[Start Data provided]
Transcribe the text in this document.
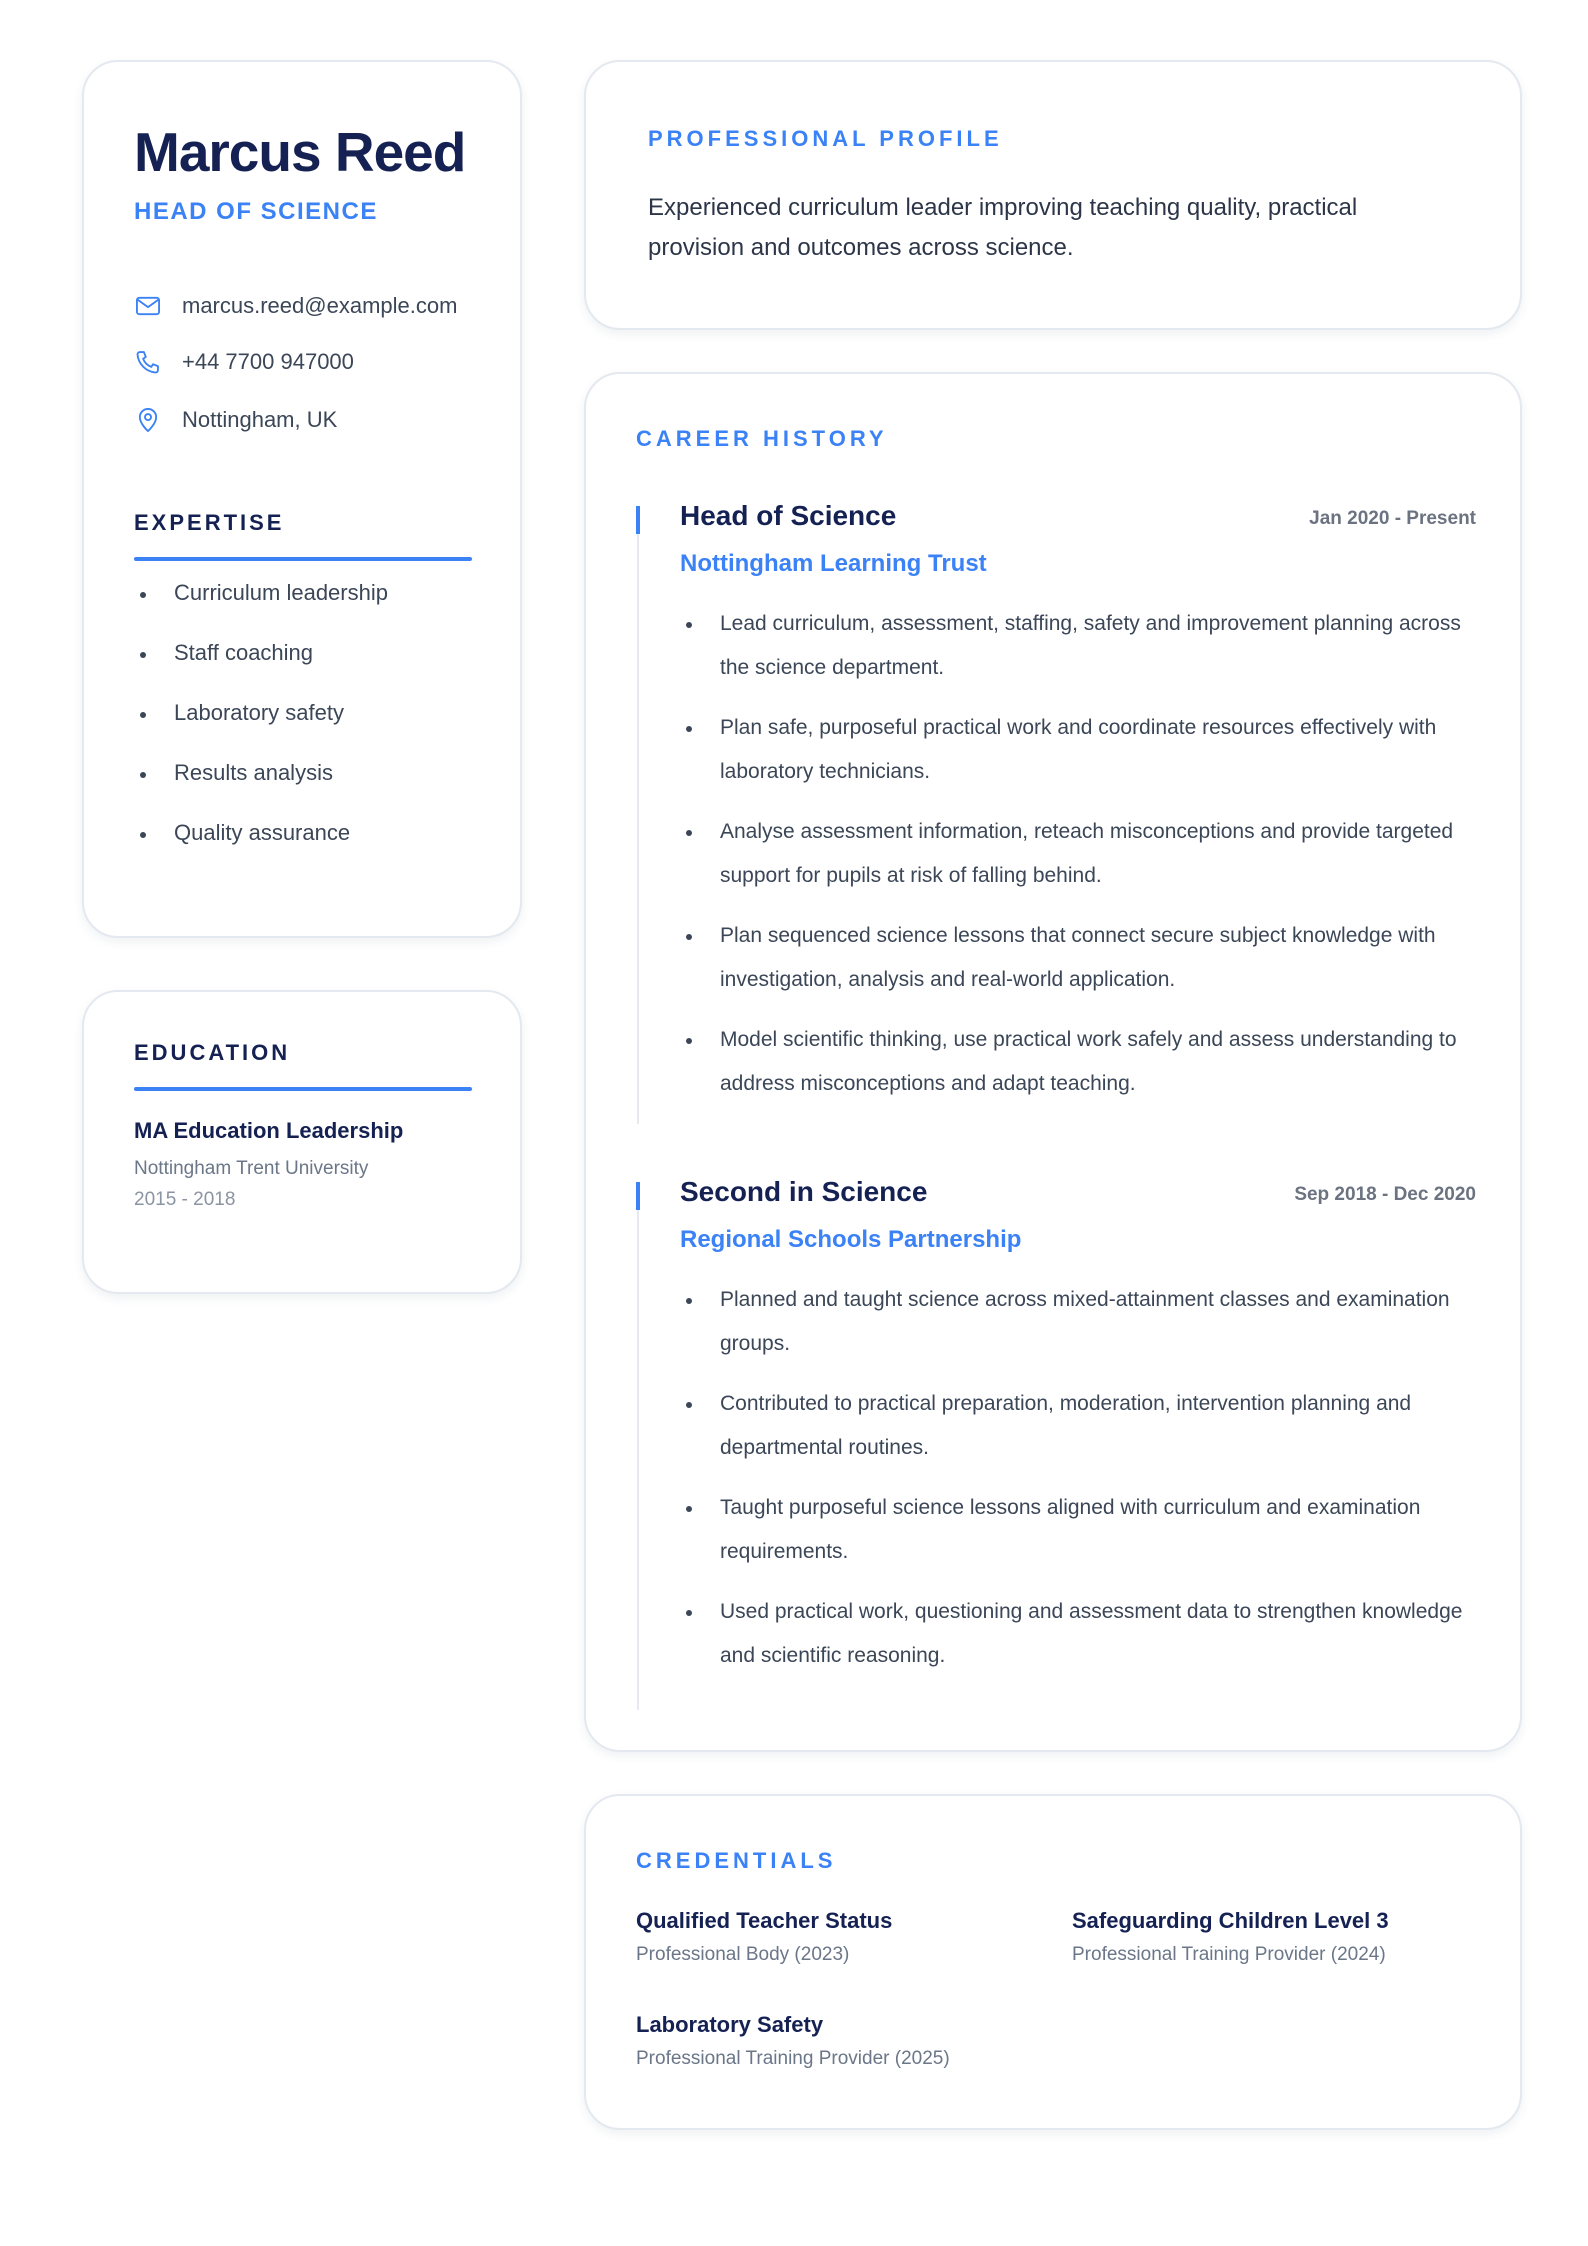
Marcus Reed
HEAD OF SCIENCE
marcus.reed@example.com
+44 7700 947000
Nottingham, UK
EXPERTISE
Curriculum leadership
Staff coaching
Laboratory safety
Results analysis
Quality assurance
EDUCATION
MA Education Leadership
Nottingham Trent University
2015 - 2018
PROFESSIONAL PROFILE

Experienced curriculum leader improving teaching quality, practical provision and outcomes across science.

CAREER HISTORY
Head of Science	Jan 2020 - Present
Nottingham Learning Trust
Lead curriculum, assessment, staffing, safety and improvement planning across the science department.
Plan safe, purposeful practical work and coordinate resources effectively with laboratory technicians.
Analyse assessment information, reteach misconceptions and provide targeted support for pupils at risk of falling behind.
Plan sequenced science lessons that connect secure subject knowledge with investigation, analysis and real-world application.
Model scientific thinking, use practical work safely and assess understanding to address misconceptions and adapt teaching.
Second in Science	Sep 2018 - Dec 2020
Regional Schools Partnership
Planned and taught science across mixed-attainment classes and examination groups.
Contributed to practical preparation, moderation, intervention planning and departmental routines.
Taught purposeful science lessons aligned with curriculum and examination requirements.
Used practical work, questioning and assessment data to strengthen knowledge and scientific reasoning.
CREDENTIALS
Qualified Teacher Status
Professional Body (2023)
Safeguarding Children Level 3
Professional Training Provider (2024)
Laboratory Safety
Professional Training Provider (2025)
[End Data provided]
What the exercise asks.
Your answer should be one number: the count of lines in the data above that include the word "Nottingham".

Written response.
3